WHAT YOU HAVE TO DO:
Could you copy every line from the material below in which "indicators" appears?

Records from a collection of figures
════════════════════

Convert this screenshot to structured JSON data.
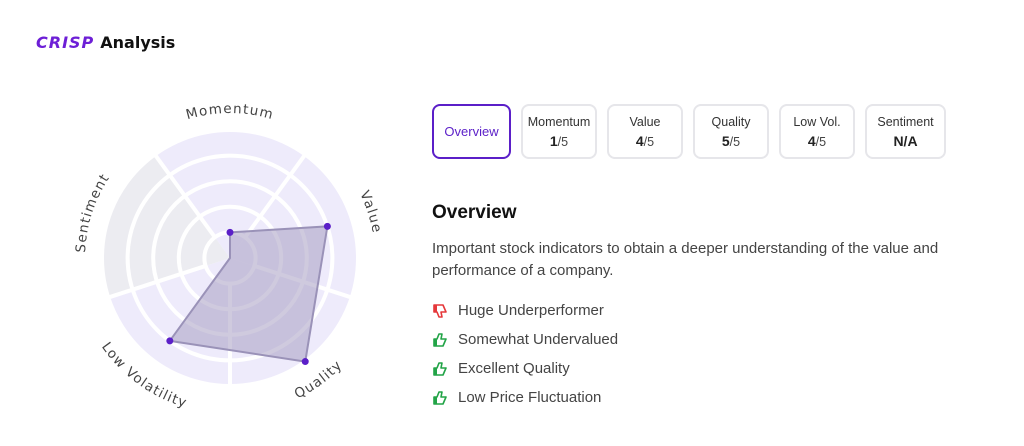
{
  "header": {
    "brand": "CRISP",
    "title": "Analysis"
  },
  "radar": {
    "axes": [
      "Momentum",
      "Value",
      "Quality",
      "Low Volatility",
      "Sentiment"
    ],
    "scores": [
      1,
      4,
      5,
      4,
      null
    ],
    "max": 5,
    "colors": {
      "fill": "#a79fc2",
      "point": "#5b1fc8",
      "ring_active": "#eeebfb",
      "ring_inactive": "#ececf1"
    }
  },
  "tabs": [
    {
      "label": "Overview",
      "active": true
    },
    {
      "label": "Momentum",
      "score": "1",
      "out_of": "/5"
    },
    {
      "label": "Value",
      "score": "4",
      "out_of": "/5"
    },
    {
      "label": "Quality",
      "score": "5",
      "out_of": "/5"
    },
    {
      "label": "Low Vol.",
      "score": "4",
      "out_of": "/5"
    },
    {
      "label": "Sentiment",
      "score_text": "N/A"
    }
  ],
  "overview": {
    "title": "Overview",
    "description": "Important stock indicators to obtain a deeper understanding of the value and performance of a company."
  },
  "indicators": [
    {
      "icon": "thumbs-down-icon",
      "color": "#e5383b",
      "text": "Huge Underperformer"
    },
    {
      "icon": "thumbs-up-icon",
      "color": "#22a447",
      "text": "Somewhat Undervalued"
    },
    {
      "icon": "thumbs-up-icon",
      "color": "#22a447",
      "text": "Excellent Quality"
    },
    {
      "icon": "thumbs-up-icon",
      "color": "#22a447",
      "text": "Low Price Fluctuation"
    }
  ]
}
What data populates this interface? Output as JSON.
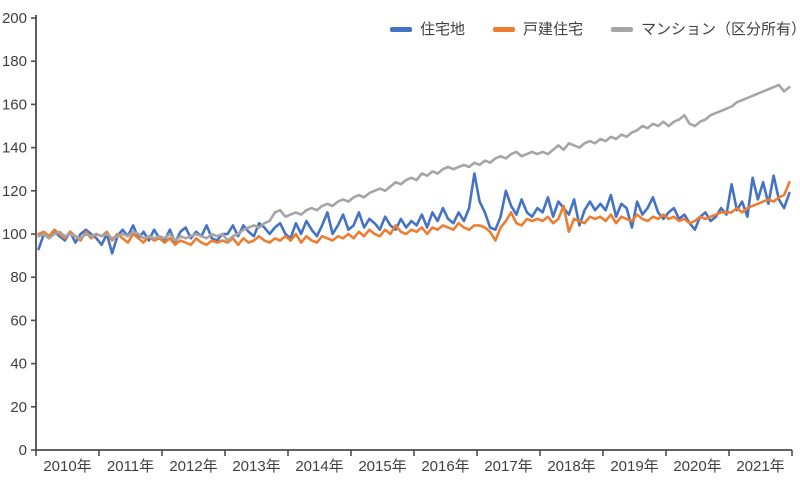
{
  "chart_data": {
    "type": "line",
    "title": "",
    "xlabel": "",
    "ylabel": "",
    "x_unit": "month",
    "x_start": "2010-01",
    "x_end": "2021-12",
    "categories": [
      "2010年",
      "2011年",
      "2012年",
      "2013年",
      "2014年",
      "2015年",
      "2016年",
      "2017年",
      "2018年",
      "2019年",
      "2020年",
      "2021年"
    ],
    "y_ticks": [
      0,
      20,
      40,
      60,
      80,
      100,
      120,
      140,
      160,
      180,
      200
    ],
    "ylim": [
      0,
      200
    ],
    "grid": false,
    "legend_position": "top",
    "axis_color": "#4d4d4d",
    "tick_label_color": "#404040",
    "series": [
      {
        "name": "住宅地",
        "key": "residential-land",
        "color": "#4472C4",
        "values": [
          93,
          100,
          98,
          101,
          99,
          97,
          101,
          96,
          100,
          102,
          100,
          98,
          95,
          100,
          91,
          99,
          102,
          99,
          104,
          98,
          101,
          97,
          102,
          98,
          97,
          102,
          96,
          101,
          103,
          98,
          101,
          99,
          104,
          98,
          97,
          100,
          100,
          104,
          99,
          104,
          101,
          99,
          105,
          103,
          100,
          103,
          105,
          100,
          98,
          105,
          100,
          106,
          102,
          99,
          104,
          110,
          100,
          104,
          109,
          102,
          104,
          110,
          103,
          107,
          105,
          102,
          108,
          104,
          102,
          107,
          103,
          106,
          104,
          109,
          103,
          110,
          106,
          112,
          107,
          105,
          110,
          106,
          112,
          128,
          115,
          110,
          103,
          102,
          108,
          120,
          113,
          109,
          116,
          110,
          108,
          112,
          110,
          117,
          108,
          115,
          112,
          109,
          116,
          104,
          111,
          115,
          111,
          114,
          111,
          118,
          108,
          114,
          112,
          103,
          115,
          109,
          112,
          117,
          110,
          107,
          110,
          112,
          107,
          109,
          105,
          102,
          108,
          110,
          106,
          108,
          112,
          109,
          123,
          111,
          115,
          108,
          126,
          116,
          124,
          114,
          127,
          116,
          112,
          119
        ]
      },
      {
        "name": "戸建住宅",
        "key": "detached-house",
        "color": "#ED7D31",
        "values": [
          100,
          101,
          99,
          102,
          100,
          98,
          101,
          99,
          97,
          101,
          98,
          100,
          99,
          101,
          97,
          100,
          98,
          96,
          100,
          98,
          96,
          99,
          97,
          98,
          96,
          98,
          95,
          97,
          96,
          95,
          98,
          96,
          95,
          97,
          96,
          97,
          96,
          98,
          95,
          98,
          96,
          97,
          99,
          97,
          96,
          98,
          97,
          99,
          97,
          100,
          96,
          99,
          97,
          96,
          99,
          98,
          97,
          99,
          98,
          100,
          98,
          101,
          99,
          102,
          100,
          99,
          102,
          100,
          104,
          101,
          100,
          102,
          101,
          103,
          100,
          103,
          102,
          104,
          103,
          102,
          105,
          103,
          102,
          104,
          104,
          103,
          101,
          97,
          103,
          106,
          110,
          105,
          104,
          107,
          106,
          107,
          106,
          108,
          105,
          107,
          113,
          101,
          107,
          106,
          105,
          108,
          107,
          108,
          106,
          109,
          105,
          108,
          107,
          106,
          109,
          107,
          106,
          108,
          107,
          109,
          107,
          108,
          106,
          107,
          105,
          106,
          108,
          107,
          108,
          109,
          110,
          110,
          110,
          112,
          110,
          112,
          113,
          114,
          115,
          116,
          115,
          117,
          118,
          124
        ]
      },
      {
        "name": "マンション（区分所有）",
        "key": "condominium",
        "color": "#A5A5A5",
        "values": [
          99,
          100,
          98,
          100,
          101,
          99,
          100,
          99,
          98,
          100,
          99,
          100,
          99,
          100,
          98,
          99,
          100,
          99,
          101,
          100,
          98,
          99,
          98,
          99,
          98,
          100,
          97,
          99,
          98,
          99,
          100,
          99,
          98,
          100,
          99,
          100,
          97,
          99,
          100,
          102,
          103,
          104,
          103,
          105,
          106,
          110,
          111,
          108,
          109,
          110,
          109,
          111,
          112,
          111,
          113,
          114,
          113,
          115,
          116,
          115,
          117,
          118,
          117,
          119,
          120,
          121,
          120,
          122,
          124,
          123,
          125,
          126,
          125,
          128,
          127,
          129,
          128,
          130,
          131,
          130,
          131,
          132,
          131,
          133,
          132,
          134,
          133,
          135,
          136,
          135,
          137,
          138,
          136,
          137,
          138,
          137,
          138,
          137,
          139,
          141,
          139,
          142,
          141,
          140,
          142,
          143,
          142,
          144,
          143,
          145,
          144,
          146,
          145,
          147,
          148,
          150,
          149,
          151,
          150,
          152,
          150,
          152,
          153,
          155,
          151,
          150,
          152,
          153,
          155,
          156,
          157,
          158,
          159,
          161,
          162,
          163,
          164,
          165,
          166,
          167,
          168,
          169,
          166,
          168
        ]
      }
    ]
  }
}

════════════════════

TASK SOLUTION:
    "description": "Important stock indicators to obtain a deeper understanding of the value and performance of a company."
  "indicators": [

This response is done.